### Given data
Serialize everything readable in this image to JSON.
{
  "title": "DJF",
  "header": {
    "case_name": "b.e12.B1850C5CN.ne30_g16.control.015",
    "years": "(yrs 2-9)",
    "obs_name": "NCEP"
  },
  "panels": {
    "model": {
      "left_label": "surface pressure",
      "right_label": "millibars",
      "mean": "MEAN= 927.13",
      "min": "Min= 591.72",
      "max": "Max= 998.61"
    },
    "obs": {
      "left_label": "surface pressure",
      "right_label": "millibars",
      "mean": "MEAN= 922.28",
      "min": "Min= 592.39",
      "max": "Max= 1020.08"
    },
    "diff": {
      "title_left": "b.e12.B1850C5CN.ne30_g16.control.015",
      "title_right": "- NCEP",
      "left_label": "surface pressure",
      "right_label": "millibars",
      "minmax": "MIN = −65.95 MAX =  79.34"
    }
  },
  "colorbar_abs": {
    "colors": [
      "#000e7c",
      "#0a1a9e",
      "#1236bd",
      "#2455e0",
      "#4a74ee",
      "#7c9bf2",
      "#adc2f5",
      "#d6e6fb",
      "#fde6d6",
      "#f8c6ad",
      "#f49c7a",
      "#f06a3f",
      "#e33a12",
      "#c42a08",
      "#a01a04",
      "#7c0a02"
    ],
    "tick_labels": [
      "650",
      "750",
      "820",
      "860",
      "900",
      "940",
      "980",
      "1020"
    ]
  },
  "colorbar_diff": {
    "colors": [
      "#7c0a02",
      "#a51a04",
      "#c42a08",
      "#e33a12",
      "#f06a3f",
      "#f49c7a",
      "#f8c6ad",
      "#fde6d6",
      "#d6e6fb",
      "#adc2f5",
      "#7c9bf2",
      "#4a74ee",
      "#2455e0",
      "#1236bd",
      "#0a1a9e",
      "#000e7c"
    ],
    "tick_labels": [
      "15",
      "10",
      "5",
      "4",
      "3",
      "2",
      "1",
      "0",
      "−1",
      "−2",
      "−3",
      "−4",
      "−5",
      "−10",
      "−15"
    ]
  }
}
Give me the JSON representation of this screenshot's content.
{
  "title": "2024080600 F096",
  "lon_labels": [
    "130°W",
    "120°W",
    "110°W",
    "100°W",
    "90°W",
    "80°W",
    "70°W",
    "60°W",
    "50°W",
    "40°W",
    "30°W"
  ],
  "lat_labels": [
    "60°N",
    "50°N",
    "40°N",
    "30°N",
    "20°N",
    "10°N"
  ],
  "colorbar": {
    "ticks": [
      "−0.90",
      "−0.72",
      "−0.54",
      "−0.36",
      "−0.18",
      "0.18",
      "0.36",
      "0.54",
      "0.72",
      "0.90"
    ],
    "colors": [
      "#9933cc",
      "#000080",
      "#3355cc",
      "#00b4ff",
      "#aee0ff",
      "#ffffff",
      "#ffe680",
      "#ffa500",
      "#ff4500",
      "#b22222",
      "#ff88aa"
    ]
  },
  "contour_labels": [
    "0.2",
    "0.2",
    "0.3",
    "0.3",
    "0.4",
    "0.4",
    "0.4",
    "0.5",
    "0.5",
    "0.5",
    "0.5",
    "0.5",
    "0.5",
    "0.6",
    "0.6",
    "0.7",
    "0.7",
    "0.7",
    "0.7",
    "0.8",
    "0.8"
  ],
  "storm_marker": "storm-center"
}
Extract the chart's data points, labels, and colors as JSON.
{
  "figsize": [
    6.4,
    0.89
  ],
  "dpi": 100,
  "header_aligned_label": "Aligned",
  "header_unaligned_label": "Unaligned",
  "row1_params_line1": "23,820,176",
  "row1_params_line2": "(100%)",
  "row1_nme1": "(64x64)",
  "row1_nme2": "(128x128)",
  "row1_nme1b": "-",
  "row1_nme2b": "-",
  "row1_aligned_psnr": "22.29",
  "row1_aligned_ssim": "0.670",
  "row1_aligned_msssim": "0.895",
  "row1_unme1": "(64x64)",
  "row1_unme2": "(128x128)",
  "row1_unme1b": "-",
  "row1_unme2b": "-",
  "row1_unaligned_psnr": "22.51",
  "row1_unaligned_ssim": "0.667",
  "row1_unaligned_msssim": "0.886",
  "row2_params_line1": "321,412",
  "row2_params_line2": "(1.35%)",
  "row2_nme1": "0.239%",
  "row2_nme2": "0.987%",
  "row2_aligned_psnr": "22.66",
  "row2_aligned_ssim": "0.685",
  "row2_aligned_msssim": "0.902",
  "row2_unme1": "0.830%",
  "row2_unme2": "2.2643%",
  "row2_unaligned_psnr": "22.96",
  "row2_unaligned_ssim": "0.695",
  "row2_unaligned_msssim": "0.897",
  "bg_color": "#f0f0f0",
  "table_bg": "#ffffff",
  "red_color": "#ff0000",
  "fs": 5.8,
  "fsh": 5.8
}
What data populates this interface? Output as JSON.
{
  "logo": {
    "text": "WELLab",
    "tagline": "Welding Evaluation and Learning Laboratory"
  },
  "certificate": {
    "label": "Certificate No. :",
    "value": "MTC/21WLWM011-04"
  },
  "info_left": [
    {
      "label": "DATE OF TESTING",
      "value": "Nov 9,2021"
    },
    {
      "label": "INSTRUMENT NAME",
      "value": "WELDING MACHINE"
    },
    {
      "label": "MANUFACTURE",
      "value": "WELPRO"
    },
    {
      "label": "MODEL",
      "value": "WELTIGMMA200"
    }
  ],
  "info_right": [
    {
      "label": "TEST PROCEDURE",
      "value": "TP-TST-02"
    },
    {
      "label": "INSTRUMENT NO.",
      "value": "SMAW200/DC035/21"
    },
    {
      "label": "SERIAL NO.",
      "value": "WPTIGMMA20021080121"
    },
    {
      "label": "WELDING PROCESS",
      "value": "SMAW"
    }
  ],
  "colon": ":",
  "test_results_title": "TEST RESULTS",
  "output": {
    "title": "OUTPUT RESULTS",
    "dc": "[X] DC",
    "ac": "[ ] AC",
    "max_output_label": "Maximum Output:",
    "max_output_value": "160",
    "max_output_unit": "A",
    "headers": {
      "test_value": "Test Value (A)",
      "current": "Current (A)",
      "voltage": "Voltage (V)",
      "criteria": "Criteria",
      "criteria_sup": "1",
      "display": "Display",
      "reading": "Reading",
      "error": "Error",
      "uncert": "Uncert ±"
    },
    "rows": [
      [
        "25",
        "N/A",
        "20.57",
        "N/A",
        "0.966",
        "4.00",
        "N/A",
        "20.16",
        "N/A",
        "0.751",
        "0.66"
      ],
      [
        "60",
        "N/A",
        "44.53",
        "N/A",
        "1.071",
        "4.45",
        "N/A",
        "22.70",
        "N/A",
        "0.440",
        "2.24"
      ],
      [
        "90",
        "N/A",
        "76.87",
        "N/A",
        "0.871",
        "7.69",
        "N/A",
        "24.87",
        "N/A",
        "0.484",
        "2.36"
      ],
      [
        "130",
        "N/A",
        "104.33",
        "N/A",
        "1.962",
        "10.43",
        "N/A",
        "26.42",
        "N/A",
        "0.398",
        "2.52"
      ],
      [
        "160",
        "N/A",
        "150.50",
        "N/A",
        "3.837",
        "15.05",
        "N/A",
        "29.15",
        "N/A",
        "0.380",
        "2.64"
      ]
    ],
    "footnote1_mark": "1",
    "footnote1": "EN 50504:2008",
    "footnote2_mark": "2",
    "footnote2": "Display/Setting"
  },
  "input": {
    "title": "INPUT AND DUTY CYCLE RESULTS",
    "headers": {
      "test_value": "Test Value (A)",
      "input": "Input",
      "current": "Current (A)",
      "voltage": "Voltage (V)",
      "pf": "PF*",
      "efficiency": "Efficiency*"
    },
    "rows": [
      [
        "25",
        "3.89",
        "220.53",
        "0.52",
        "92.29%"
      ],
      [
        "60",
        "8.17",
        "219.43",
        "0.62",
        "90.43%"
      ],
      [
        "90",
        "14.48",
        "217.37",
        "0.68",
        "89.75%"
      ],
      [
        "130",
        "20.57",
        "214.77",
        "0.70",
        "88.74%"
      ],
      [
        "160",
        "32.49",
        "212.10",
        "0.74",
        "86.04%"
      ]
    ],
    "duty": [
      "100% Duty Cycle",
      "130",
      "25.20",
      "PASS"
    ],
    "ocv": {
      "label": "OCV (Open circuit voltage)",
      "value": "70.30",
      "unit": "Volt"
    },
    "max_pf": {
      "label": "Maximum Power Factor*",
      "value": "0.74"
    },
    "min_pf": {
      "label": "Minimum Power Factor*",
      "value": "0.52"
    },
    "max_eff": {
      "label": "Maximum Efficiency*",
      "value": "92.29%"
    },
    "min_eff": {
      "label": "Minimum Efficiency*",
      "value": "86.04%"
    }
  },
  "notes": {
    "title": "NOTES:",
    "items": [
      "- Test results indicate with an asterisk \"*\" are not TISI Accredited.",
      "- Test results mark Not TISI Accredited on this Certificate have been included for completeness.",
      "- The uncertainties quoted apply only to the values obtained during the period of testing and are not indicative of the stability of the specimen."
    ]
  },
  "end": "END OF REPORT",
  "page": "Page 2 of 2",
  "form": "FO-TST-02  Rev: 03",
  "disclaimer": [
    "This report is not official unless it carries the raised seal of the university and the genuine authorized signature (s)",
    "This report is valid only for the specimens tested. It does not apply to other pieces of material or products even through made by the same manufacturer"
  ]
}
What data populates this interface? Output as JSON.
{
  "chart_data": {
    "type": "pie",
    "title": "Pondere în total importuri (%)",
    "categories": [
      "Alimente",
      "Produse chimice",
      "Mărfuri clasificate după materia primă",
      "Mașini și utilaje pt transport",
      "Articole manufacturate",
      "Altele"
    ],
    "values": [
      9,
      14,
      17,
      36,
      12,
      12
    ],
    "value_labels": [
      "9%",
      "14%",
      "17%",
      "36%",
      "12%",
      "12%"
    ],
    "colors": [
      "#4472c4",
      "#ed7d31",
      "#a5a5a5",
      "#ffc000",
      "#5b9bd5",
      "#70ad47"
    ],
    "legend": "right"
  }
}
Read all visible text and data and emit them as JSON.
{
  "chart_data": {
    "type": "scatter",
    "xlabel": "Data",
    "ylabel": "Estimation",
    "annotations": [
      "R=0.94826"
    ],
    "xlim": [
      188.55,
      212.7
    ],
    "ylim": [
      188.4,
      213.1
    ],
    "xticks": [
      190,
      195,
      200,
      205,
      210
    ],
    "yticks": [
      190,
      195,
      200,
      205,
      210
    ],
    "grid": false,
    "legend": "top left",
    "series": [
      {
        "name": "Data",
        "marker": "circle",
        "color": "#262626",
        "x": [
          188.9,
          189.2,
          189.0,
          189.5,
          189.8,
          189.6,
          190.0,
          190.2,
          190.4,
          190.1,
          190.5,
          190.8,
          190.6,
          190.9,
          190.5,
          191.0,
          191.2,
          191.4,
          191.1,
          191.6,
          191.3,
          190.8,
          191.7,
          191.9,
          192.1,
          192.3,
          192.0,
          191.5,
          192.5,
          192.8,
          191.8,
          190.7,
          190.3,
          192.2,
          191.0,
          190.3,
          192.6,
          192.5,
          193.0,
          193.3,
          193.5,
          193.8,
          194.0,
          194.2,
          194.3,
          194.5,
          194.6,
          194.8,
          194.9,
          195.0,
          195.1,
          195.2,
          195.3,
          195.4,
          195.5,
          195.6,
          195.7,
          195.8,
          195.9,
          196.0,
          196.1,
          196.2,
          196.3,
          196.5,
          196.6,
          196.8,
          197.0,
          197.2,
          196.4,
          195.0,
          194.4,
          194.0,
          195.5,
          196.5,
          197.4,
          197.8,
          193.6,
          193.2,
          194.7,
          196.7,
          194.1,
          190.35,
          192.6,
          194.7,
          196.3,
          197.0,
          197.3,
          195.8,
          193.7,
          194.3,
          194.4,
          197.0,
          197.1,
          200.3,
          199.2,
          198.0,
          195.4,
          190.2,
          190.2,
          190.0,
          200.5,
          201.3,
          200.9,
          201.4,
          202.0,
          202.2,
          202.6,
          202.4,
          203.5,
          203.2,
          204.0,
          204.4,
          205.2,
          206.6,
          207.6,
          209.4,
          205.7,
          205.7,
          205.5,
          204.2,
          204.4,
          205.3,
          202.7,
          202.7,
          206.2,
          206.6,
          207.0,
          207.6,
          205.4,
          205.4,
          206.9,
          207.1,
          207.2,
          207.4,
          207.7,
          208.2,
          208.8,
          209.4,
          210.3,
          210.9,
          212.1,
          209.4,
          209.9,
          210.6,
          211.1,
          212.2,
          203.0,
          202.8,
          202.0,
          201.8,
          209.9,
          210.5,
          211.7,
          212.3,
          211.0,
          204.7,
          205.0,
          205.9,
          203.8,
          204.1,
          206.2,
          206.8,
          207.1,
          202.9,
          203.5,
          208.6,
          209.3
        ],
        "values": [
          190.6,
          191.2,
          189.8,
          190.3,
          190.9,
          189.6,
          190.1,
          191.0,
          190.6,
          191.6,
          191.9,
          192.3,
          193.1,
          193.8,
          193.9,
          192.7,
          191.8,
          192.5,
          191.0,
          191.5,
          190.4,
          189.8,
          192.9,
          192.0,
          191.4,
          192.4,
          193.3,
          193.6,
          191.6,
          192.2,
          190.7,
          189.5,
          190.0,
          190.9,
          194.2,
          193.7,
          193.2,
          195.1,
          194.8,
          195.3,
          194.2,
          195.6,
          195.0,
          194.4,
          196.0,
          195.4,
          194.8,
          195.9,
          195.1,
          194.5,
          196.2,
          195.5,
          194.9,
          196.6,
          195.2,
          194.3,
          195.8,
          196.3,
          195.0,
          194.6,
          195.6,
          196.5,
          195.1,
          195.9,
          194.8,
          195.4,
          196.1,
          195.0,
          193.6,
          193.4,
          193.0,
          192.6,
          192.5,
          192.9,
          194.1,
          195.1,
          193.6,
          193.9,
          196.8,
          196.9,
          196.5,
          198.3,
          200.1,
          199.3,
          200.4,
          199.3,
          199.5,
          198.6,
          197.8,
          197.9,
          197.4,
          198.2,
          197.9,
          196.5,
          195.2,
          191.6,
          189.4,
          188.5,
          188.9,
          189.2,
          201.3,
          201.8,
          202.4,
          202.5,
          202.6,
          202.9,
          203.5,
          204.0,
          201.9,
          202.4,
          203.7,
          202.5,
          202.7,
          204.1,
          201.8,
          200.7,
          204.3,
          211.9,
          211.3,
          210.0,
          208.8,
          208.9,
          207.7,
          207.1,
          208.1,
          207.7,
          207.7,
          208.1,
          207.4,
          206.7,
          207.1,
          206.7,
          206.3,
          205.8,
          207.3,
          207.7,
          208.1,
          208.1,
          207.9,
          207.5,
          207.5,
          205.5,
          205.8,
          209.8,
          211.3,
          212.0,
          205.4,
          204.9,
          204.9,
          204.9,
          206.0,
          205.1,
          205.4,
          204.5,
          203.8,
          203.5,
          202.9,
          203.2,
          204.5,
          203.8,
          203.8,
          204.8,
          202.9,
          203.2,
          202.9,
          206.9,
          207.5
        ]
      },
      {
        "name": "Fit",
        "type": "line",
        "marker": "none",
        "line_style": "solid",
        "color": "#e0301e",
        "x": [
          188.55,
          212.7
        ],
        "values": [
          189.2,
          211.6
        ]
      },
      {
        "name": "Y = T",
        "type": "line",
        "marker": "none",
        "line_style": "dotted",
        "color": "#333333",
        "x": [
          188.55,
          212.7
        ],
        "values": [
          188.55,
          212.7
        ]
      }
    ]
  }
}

### Given task
State only the number of lines in these entries that contain "JSON".

### Result of this exercise
6